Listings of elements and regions
# # #

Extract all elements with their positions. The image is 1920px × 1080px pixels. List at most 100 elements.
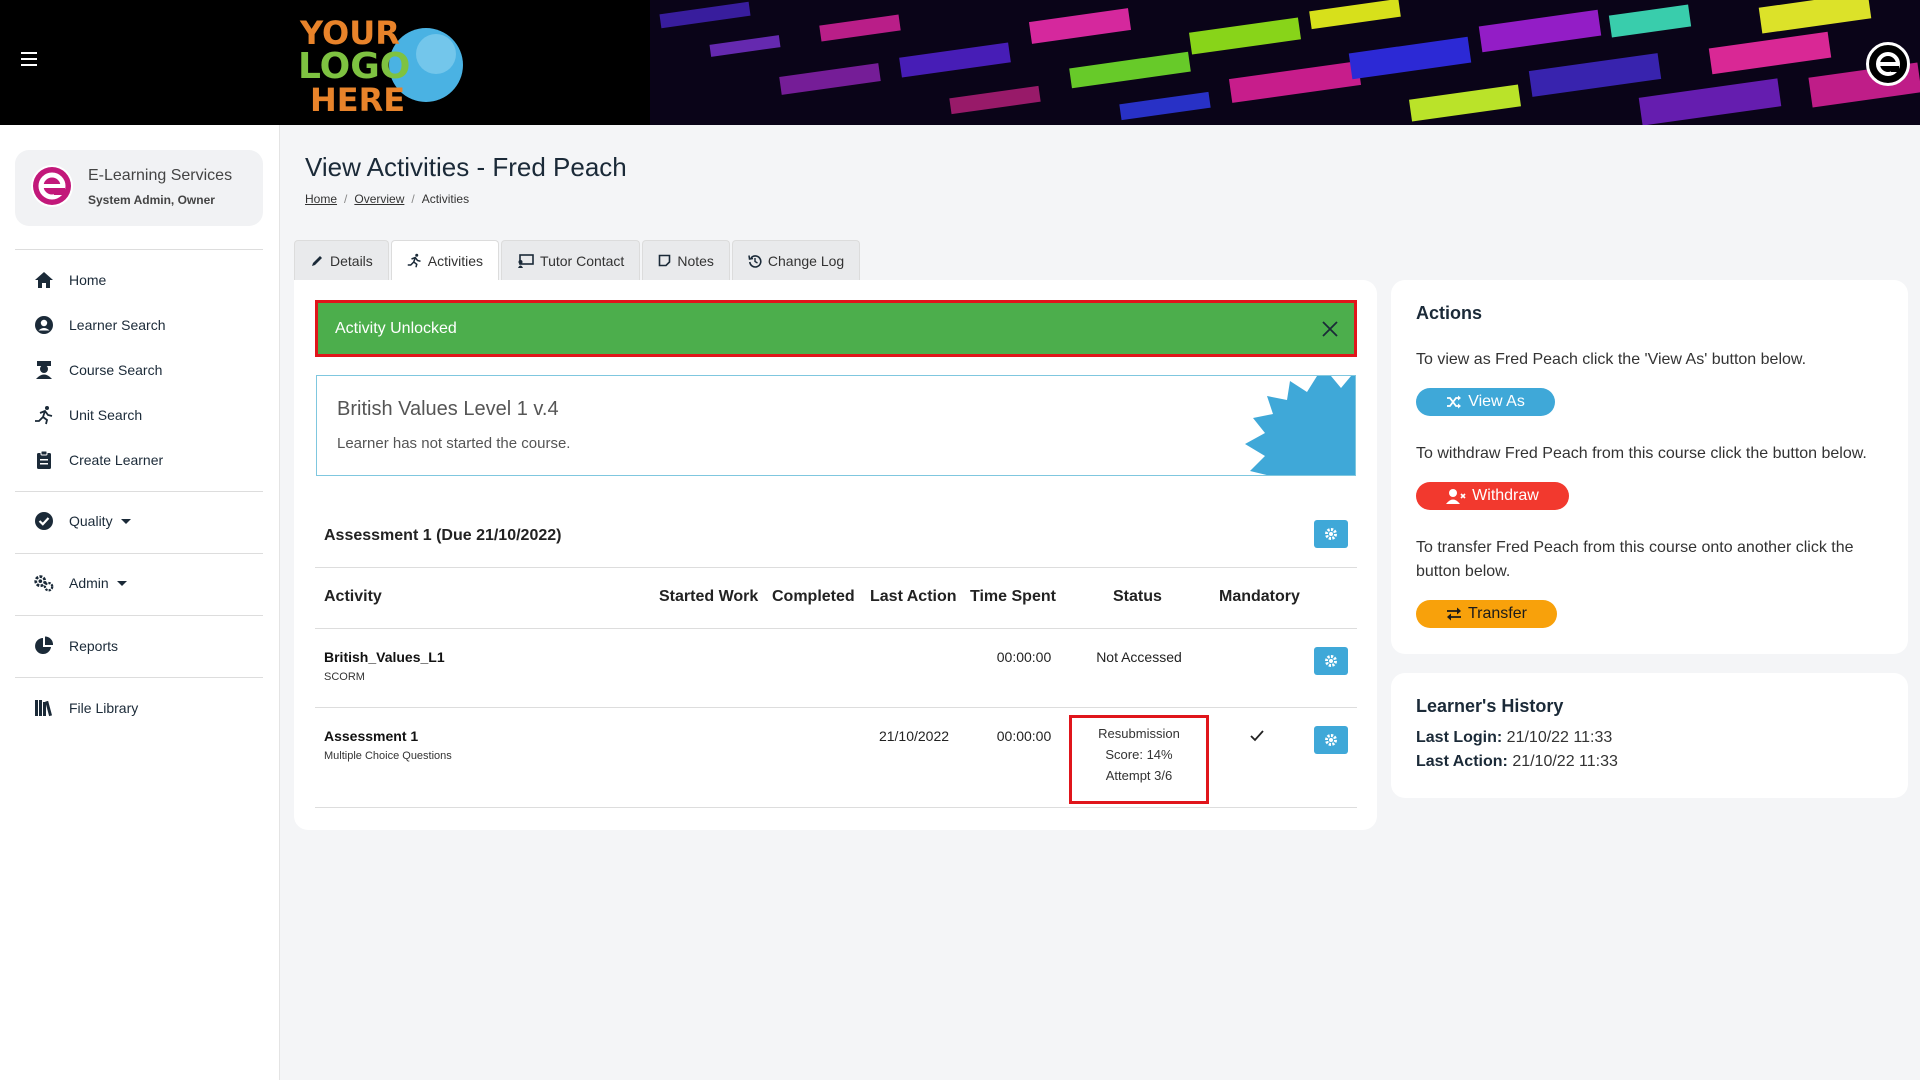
clipboard-icon	[33, 449, 55, 471]
tab-bar: Details Activities Tutor Contact Notes C…	[294, 240, 862, 280]
last-login-label: Last Login:	[1416, 729, 1503, 746]
tab-details[interactable]: Details	[294, 240, 389, 280]
course-title: British Values Level 1 v.4	[337, 398, 559, 420]
col-header-completed: Completed	[772, 588, 855, 605]
sidebar-item-label: Course Search	[69, 362, 163, 378]
activity-settings-button[interactable]	[1314, 647, 1348, 675]
tab-tutor-contact[interactable]: Tutor Contact	[501, 240, 641, 280]
hamburger-menu-icon[interactable]	[21, 52, 37, 66]
mandatory-check-icon	[1250, 730, 1264, 742]
learner-history-card: Learner's History Last Login: 21/10/22 1…	[1391, 673, 1908, 798]
success-alert: Activity Unlocked	[315, 300, 1357, 357]
tab-label: Notes	[677, 252, 714, 269]
tab-label: Tutor Contact	[540, 252, 625, 269]
assessment-heading: Assessment 1 (Due 21/10/2022)	[324, 527, 562, 544]
gear-icon	[1325, 734, 1337, 746]
tab-activities[interactable]: Activities	[390, 240, 500, 280]
sidebar-item-label: Home	[69, 272, 107, 288]
sidebar-item-learner-search[interactable]: Learner Search	[33, 313, 166, 337]
gear-icon	[1325, 528, 1337, 540]
status-highlight: Resubmission Score: 14% Attempt 3/6	[1069, 715, 1209, 804]
sidebar-item-create-learner[interactable]: Create Learner	[33, 448, 163, 472]
course-badge-graphic	[1245, 376, 1355, 475]
sidebar-item-reports[interactable]: Reports	[33, 634, 118, 658]
divider	[315, 567, 1357, 568]
divider	[15, 615, 263, 616]
last-action-line: Last Action: 21/10/22 11:33	[1416, 753, 1618, 771]
chevron-down-icon	[120, 518, 131, 524]
activities-panel: Activity Unlocked British Values Level 1…	[294, 280, 1377, 830]
time-spent: 00:00:00	[996, 649, 1052, 665]
view-as-button[interactable]: View As	[1416, 388, 1555, 416]
profile-card[interactable]: E-Learning Services System Admin, Owner	[15, 150, 263, 226]
books-icon	[33, 697, 55, 719]
note-icon	[659, 254, 671, 267]
sidebar-item-course-search[interactable]: Course Search	[33, 358, 162, 382]
withdraw-label: Withdraw	[1472, 487, 1539, 504]
last-login-line: Last Login: 21/10/22 11:33	[1416, 729, 1612, 747]
graduate-icon	[33, 359, 55, 381]
activity-settings-button[interactable]	[1314, 726, 1348, 754]
status-text: Not Accessed	[1096, 649, 1182, 665]
col-header-time-spent: Time Spent	[970, 588, 1056, 605]
chevron-down-icon	[116, 580, 127, 586]
transfer-button[interactable]: Transfer	[1416, 600, 1557, 628]
sidebar-item-label: File Library	[69, 700, 139, 716]
check-circle-icon	[33, 510, 55, 532]
page-title: View Activities - Fred Peach	[305, 152, 627, 182]
sidebar-item-unit-search[interactable]: Unit Search	[33, 403, 142, 427]
breadcrumb-current: Activities	[421, 192, 470, 206]
top-header: YOUR LOGO HERE	[0, 0, 1920, 125]
svg-text:HERE: HERE	[310, 81, 405, 118]
tab-change-log[interactable]: Change Log	[731, 240, 861, 280]
withdraw-text: To withdraw Fred Peach from this course …	[1416, 445, 1867, 462]
withdraw-button[interactable]: Withdraw	[1416, 482, 1569, 510]
activity-title[interactable]: Assessment 1	[324, 728, 452, 744]
actions-card: Actions To view as Fred Peach click the …	[1391, 280, 1908, 654]
divider	[15, 677, 263, 678]
status-text: Resubmission	[1098, 726, 1180, 741]
transfer-arrows-icon	[1447, 607, 1461, 621]
profile-name: E-Learning Services	[88, 167, 233, 184]
view-as-text: To view as Fred Peach click the 'View As…	[1416, 351, 1807, 368]
pencil-icon	[312, 255, 322, 266]
activity-title[interactable]: British_Values_L1	[324, 649, 445, 665]
sidebar-item-admin[interactable]: Admin	[33, 571, 127, 595]
tab-notes[interactable]: Notes	[642, 240, 730, 280]
activity-type: Multiple Choice Questions	[324, 750, 452, 762]
actions-title: Actions	[1416, 303, 1483, 323]
breadcrumb: Home / Overview / Activities	[305, 192, 470, 206]
table-row-activity: Assessment 1 Multiple Choice Questions	[324, 728, 452, 762]
assessment-settings-button[interactable]	[1314, 520, 1348, 548]
runner-icon	[407, 253, 421, 268]
sidebar-item-label: Create Learner	[69, 452, 164, 468]
sidebar-item-home[interactable]: Home	[33, 268, 106, 292]
breadcrumb-home-link[interactable]: Home	[305, 192, 337, 206]
sidebar-item-label: Reports	[69, 638, 119, 654]
user-remove-icon	[1446, 489, 1466, 504]
sidebar-item-quality[interactable]: Quality	[33, 509, 131, 533]
divider	[315, 807, 1357, 808]
divider	[15, 249, 263, 250]
sidebar-item-file-library[interactable]: File Library	[33, 696, 138, 720]
tab-label: Change Log	[767, 252, 845, 269]
last-action: 21/10/2022	[878, 728, 950, 744]
company-logo: YOUR LOGO HERE	[298, 14, 463, 118]
last-login-value: 21/10/22 11:33	[1506, 729, 1613, 746]
divider	[15, 491, 263, 492]
view-as-label: View As	[1468, 393, 1525, 410]
course-status: Learner has not started the course.	[337, 435, 571, 452]
chalkboard-icon	[518, 253, 534, 268]
divider	[315, 707, 1357, 708]
brand-e-icon[interactable]	[1866, 42, 1910, 86]
last-action-label: Last Action:	[1416, 753, 1508, 770]
activity-type: SCORM	[324, 671, 365, 683]
history-icon	[748, 254, 762, 268]
col-header-activity: Activity	[324, 588, 382, 605]
course-summary: British Values Level 1 v.4 Learner has n…	[316, 375, 1356, 476]
col-header-status: Status	[1113, 588, 1162, 605]
pie-chart-icon	[33, 635, 55, 657]
sidebar-item-label: Learner Search	[69, 317, 166, 333]
close-icon[interactable]	[1320, 319, 1340, 339]
breadcrumb-overview-link[interactable]: Overview	[354, 192, 404, 206]
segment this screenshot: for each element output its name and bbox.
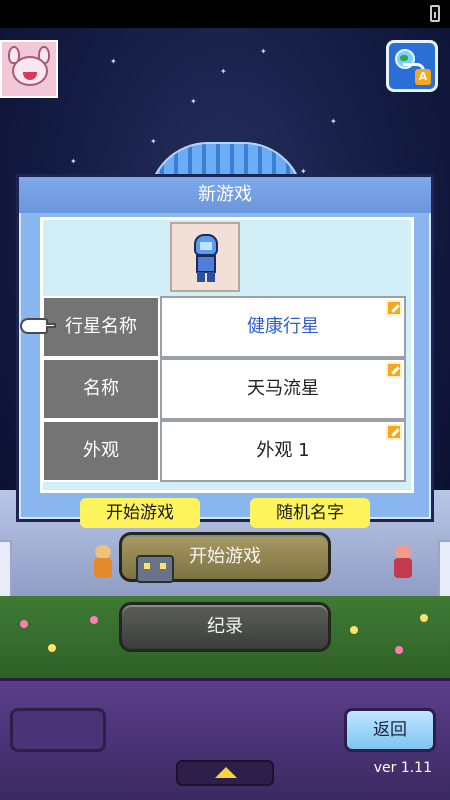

# # #

* **Job**:
Can you extract every one of these lines word for word, leaving the pictures out?

* **Problem solution**:
Extract all elements with their positions. The image is 1920px × 1080px pixels. List at most 100 elements.
clipboard-icon	[33, 449, 55, 471]
tab-bar: Details Activities Tutor Contact Notes C…	[294, 240, 862, 280]
last-login-label: Last Login:	[1416, 729, 1503, 746]
tab-details[interactable]: Details	[294, 240, 389, 280]
course-title: British Values Level 1 v.4	[337, 398, 559, 420]
col-header-completed: Completed	[772, 588, 855, 605]
sidebar-item-label: Course Search	[69, 362, 163, 378]
activity-settings-button[interactable]	[1314, 647, 1348, 675]
tab-tutor-contact[interactable]: Tutor Contact	[501, 240, 641, 280]
hamburger-menu-icon[interactable]	[21, 52, 37, 66]
mandatory-check-icon	[1250, 730, 1264, 742]
learner-history-card: Learner's History Last Login: 21/10/22 1…	[1391, 673, 1908, 798]
success-alert: Activity Unlocked	[315, 300, 1357, 357]
tab-label: Notes	[677, 252, 714, 269]
tab-label: Tutor Contact	[540, 252, 625, 269]
assessment-heading: Assessment 1 (Due 21/10/2022)	[324, 527, 562, 544]
gear-icon	[1325, 734, 1337, 746]
tab-activities[interactable]: Activities	[390, 240, 500, 280]
sidebar-item-label: Home	[69, 272, 107, 288]
sidebar-item-learner-search[interactable]: Learner Search	[33, 313, 166, 337]
gear-icon	[1325, 528, 1337, 540]
status-highlight: Resubmission Score: 14% Attempt 3/6	[1069, 715, 1209, 804]
sidebar-item-create-learner[interactable]: Create Learner	[33, 448, 163, 472]
course-badge-graphic	[1245, 376, 1355, 475]
sidebar-item-reports[interactable]: Reports	[33, 634, 118, 658]
divider	[315, 567, 1357, 568]
divider	[15, 615, 263, 616]
last-action-line: Last Action: 21/10/22 11:33	[1416, 753, 1618, 771]
chevron-down-icon	[120, 518, 131, 524]
activities-panel: Activity Unlocked British Values Level 1…	[294, 280, 1377, 830]
time-spent: 00:00:00	[996, 649, 1052, 665]
view-as-button[interactable]: View As	[1416, 388, 1555, 416]
profile-card[interactable]: E-Learning Services System Admin, Owner	[15, 150, 263, 226]
books-icon	[33, 697, 55, 719]
note-icon	[659, 254, 671, 267]
sidebar-item-course-search[interactable]: Course Search	[33, 358, 162, 382]
withdraw-label: Withdraw	[1472, 487, 1539, 504]
last-login-line: Last Login: 21/10/22 11:33	[1416, 729, 1612, 747]
graduate-icon	[33, 359, 55, 381]
activity-settings-button[interactable]	[1314, 726, 1348, 754]
status-text: Not Accessed	[1096, 649, 1182, 665]
col-header-time-spent: Time Spent	[970, 588, 1056, 605]
chevron-down-icon	[116, 580, 127, 586]
transfer-button[interactable]: Transfer	[1416, 600, 1557, 628]
sidebar-item-label: File Library	[69, 700, 139, 716]
check-circle-icon	[33, 510, 55, 532]
page-title: View Activities - Fred Peach	[305, 152, 627, 182]
sidebar-item-unit-search[interactable]: Unit Search	[33, 403, 142, 427]
breadcrumb-current: Activities	[421, 192, 470, 206]
top-header: YOUR LOGO HERE	[0, 0, 1920, 125]
svg-text:HERE: HERE	[310, 81, 405, 118]
tab-change-log[interactable]: Change Log	[731, 240, 861, 280]
withdraw-text: To withdraw Fred Peach from this course …	[1416, 445, 1867, 462]
withdraw-button[interactable]: Withdraw	[1416, 482, 1569, 510]
activity-title[interactable]: Assessment 1	[324, 728, 452, 744]
actions-card: Actions To view as Fred Peach click the …	[1391, 280, 1908, 654]
divider	[15, 677, 263, 678]
status-text: Resubmission	[1098, 726, 1180, 741]
transfer-arrows-icon	[1447, 607, 1461, 621]
profile-name: E-Learning Services	[88, 167, 233, 184]
view-as-text: To view as Fred Peach click the 'View As…	[1416, 351, 1807, 368]
pencil-icon	[312, 255, 322, 266]
activity-title[interactable]: British_Values_L1	[324, 649, 445, 665]
sidebar-item-admin[interactable]: Admin	[33, 571, 127, 595]
tab-notes[interactable]: Notes	[642, 240, 730, 280]
activity-type: Multiple Choice Questions	[324, 750, 452, 762]
actions-title: Actions	[1416, 303, 1483, 323]
breadcrumb: Home / Overview / Activities	[305, 192, 470, 206]
table-row-activity: Assessment 1 Multiple Choice Questions	[324, 728, 452, 762]
assessment-settings-button[interactable]	[1314, 520, 1348, 548]
runner-icon	[407, 253, 421, 268]
sidebar-item-label: Create Learner	[69, 452, 164, 468]
sidebar-item-home[interactable]: Home	[33, 268, 106, 292]
breadcrumb-home-link[interactable]: Home	[305, 192, 337, 206]
sidebar-item-label: Reports	[69, 638, 119, 654]
user-remove-icon	[1446, 489, 1466, 504]
sidebar-item-quality[interactable]: Quality	[33, 509, 131, 533]
divider	[315, 807, 1357, 808]
divider	[15, 249, 263, 250]
sidebar-item-file-library[interactable]: File Library	[33, 696, 138, 720]
tab-label: Change Log	[767, 252, 845, 269]
last-action: 21/10/2022	[878, 728, 950, 744]
company-logo: YOUR LOGO HERE	[298, 14, 463, 118]
last-login-value: 21/10/22 11:33	[1506, 729, 1613, 746]
divider	[15, 491, 263, 492]
view-as-label: View As	[1468, 393, 1525, 410]
course-status: Learner has not started the course.	[337, 435, 571, 452]
chalkboard-icon	[518, 253, 534, 268]
divider	[315, 707, 1357, 708]
brand-e-icon[interactable]	[1866, 42, 1910, 86]
last-action-label: Last Action:	[1416, 753, 1508, 770]
activity-type: SCORM	[324, 671, 365, 683]
history-icon	[748, 254, 762, 268]
col-header-activity: Activity	[324, 588, 382, 605]
course-summary: British Values Level 1 v.4 Learner has n…	[316, 375, 1356, 476]
col-header-status: Status	[1113, 588, 1162, 605]
pie-chart-icon	[33, 635, 55, 657]
sidebar-item-label: Learner Search	[69, 317, 166, 333]
close-icon[interactable]	[1320, 319, 1340, 339]
breadcrumb-overview-link[interactable]: Overview	[354, 192, 404, 206]
segment this screenshot: for each element output its name and bbox.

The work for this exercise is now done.